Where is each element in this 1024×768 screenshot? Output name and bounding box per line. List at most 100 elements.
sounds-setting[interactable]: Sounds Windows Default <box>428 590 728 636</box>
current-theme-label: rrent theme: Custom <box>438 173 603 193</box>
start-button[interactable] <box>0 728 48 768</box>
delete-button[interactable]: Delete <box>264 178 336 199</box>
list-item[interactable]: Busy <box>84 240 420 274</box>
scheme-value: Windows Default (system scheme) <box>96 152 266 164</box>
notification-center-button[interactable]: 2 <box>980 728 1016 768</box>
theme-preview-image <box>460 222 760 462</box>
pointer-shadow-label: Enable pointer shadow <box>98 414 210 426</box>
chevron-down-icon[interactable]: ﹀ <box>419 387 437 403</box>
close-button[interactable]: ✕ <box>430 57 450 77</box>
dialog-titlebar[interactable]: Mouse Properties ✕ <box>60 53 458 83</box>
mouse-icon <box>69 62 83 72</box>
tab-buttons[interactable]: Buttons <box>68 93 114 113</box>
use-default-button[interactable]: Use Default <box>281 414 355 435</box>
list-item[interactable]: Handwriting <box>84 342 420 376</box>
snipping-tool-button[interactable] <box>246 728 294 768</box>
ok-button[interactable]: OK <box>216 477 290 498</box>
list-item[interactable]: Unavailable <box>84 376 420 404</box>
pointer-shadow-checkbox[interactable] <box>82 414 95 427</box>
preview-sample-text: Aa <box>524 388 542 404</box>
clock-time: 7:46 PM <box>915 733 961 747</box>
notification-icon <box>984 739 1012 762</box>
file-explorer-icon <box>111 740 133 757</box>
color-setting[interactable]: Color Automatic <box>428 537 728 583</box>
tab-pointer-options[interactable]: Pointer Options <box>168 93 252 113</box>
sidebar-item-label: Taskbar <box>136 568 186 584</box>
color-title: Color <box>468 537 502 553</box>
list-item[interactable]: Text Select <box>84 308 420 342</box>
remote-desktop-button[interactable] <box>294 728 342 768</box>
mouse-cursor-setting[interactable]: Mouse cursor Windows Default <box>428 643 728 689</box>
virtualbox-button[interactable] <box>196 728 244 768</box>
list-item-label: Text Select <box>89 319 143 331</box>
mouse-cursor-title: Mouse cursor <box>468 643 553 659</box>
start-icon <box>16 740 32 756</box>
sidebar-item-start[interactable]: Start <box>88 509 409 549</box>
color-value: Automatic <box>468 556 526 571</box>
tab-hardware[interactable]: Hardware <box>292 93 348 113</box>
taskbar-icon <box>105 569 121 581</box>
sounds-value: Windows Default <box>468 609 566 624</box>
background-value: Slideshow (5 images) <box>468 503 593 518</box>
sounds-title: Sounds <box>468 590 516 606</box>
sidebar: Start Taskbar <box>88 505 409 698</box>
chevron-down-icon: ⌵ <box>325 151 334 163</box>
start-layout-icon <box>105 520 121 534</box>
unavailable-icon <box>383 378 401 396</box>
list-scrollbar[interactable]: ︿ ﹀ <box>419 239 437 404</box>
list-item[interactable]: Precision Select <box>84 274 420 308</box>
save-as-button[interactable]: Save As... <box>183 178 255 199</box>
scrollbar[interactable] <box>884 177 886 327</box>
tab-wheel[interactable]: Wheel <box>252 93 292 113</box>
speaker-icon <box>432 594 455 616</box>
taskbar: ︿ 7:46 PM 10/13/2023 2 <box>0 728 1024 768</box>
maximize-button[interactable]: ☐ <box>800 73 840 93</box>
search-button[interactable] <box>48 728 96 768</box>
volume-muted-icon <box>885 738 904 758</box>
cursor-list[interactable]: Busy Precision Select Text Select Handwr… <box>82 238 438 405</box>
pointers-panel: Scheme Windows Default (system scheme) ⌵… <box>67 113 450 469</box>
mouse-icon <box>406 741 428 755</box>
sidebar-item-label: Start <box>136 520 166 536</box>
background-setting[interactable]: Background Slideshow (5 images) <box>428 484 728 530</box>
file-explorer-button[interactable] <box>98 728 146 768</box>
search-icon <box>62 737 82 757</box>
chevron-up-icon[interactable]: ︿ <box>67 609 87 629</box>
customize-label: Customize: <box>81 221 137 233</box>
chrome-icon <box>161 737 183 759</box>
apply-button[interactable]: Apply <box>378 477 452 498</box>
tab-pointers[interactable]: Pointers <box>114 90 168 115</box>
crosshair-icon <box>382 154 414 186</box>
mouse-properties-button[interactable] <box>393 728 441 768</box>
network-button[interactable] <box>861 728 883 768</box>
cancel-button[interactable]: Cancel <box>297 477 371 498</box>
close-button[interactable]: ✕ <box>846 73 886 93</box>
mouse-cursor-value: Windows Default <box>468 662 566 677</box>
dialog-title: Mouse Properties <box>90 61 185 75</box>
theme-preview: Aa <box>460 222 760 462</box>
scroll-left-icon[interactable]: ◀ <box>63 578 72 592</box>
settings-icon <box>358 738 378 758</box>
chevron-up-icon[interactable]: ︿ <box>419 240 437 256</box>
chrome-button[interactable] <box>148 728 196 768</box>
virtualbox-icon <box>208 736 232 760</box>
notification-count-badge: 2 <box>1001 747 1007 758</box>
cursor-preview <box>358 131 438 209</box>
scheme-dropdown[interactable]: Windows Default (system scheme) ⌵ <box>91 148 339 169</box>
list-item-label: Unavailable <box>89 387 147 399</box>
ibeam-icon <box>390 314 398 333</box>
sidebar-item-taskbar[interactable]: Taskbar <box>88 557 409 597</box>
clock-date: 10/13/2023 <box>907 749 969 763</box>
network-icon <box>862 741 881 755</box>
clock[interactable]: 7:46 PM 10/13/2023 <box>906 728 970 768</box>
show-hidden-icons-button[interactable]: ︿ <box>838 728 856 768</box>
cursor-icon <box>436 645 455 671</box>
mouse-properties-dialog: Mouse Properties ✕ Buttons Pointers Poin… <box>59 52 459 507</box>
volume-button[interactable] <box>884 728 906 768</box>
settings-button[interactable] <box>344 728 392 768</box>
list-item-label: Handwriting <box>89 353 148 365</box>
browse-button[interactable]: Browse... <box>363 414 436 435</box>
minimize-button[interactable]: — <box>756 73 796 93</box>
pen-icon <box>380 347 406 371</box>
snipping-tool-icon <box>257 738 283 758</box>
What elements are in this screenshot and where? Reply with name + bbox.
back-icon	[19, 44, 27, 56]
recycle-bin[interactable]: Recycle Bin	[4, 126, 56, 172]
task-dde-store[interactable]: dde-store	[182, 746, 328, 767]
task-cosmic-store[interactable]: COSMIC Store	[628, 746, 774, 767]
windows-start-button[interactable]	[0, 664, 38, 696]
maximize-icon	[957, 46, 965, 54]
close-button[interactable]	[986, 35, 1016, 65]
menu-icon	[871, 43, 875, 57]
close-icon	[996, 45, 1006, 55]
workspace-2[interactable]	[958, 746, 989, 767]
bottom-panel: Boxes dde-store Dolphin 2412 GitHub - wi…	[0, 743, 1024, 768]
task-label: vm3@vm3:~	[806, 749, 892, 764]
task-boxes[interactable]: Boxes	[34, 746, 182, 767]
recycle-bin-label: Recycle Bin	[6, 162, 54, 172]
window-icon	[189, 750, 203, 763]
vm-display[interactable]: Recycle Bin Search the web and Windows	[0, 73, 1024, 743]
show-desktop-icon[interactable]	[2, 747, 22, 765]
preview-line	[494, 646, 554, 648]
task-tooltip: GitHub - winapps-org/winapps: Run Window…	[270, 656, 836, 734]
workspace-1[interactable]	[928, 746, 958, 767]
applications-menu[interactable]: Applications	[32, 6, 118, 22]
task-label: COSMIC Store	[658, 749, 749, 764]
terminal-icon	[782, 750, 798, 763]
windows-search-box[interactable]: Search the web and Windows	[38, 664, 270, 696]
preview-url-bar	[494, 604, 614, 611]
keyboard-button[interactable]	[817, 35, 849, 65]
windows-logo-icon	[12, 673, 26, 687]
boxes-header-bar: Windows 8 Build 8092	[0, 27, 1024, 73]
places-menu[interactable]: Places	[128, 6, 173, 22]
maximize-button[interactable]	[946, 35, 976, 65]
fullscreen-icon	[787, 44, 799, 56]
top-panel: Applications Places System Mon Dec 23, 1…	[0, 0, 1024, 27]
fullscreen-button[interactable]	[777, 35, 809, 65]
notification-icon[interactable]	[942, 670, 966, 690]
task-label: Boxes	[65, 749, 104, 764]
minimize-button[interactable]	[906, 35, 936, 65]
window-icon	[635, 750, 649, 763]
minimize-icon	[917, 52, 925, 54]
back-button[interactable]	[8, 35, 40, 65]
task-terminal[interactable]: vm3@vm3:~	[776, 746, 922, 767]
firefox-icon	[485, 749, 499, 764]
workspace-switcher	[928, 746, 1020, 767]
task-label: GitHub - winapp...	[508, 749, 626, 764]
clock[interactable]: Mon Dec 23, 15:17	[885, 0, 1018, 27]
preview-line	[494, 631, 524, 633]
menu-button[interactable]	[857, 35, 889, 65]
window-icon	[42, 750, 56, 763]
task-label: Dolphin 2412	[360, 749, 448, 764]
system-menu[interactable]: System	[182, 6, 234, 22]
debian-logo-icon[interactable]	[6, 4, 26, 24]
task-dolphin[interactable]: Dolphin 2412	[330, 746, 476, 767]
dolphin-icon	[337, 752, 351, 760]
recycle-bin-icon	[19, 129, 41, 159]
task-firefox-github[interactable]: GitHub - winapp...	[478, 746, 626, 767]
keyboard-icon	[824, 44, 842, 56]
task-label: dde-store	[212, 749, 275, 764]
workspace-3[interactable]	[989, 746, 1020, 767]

────

▶ **What is being asked**: Edit the rows from the first line up to and including the line with "delete-button[interactable]: Delete <box>264", changing "Custom" to "Dark" and keeping everything else the same.

▶ **Exercise response**:
Where is each element in this 1024×768 screenshot? Output name and bounding box per line. List at most 100 elements.
sounds-setting[interactable]: Sounds Windows Default <box>428 590 728 636</box>
current-theme-label: rrent theme: Dark <box>438 173 603 193</box>
start-button[interactable] <box>0 728 48 768</box>
delete-button[interactable]: Delete <box>264 178 336 199</box>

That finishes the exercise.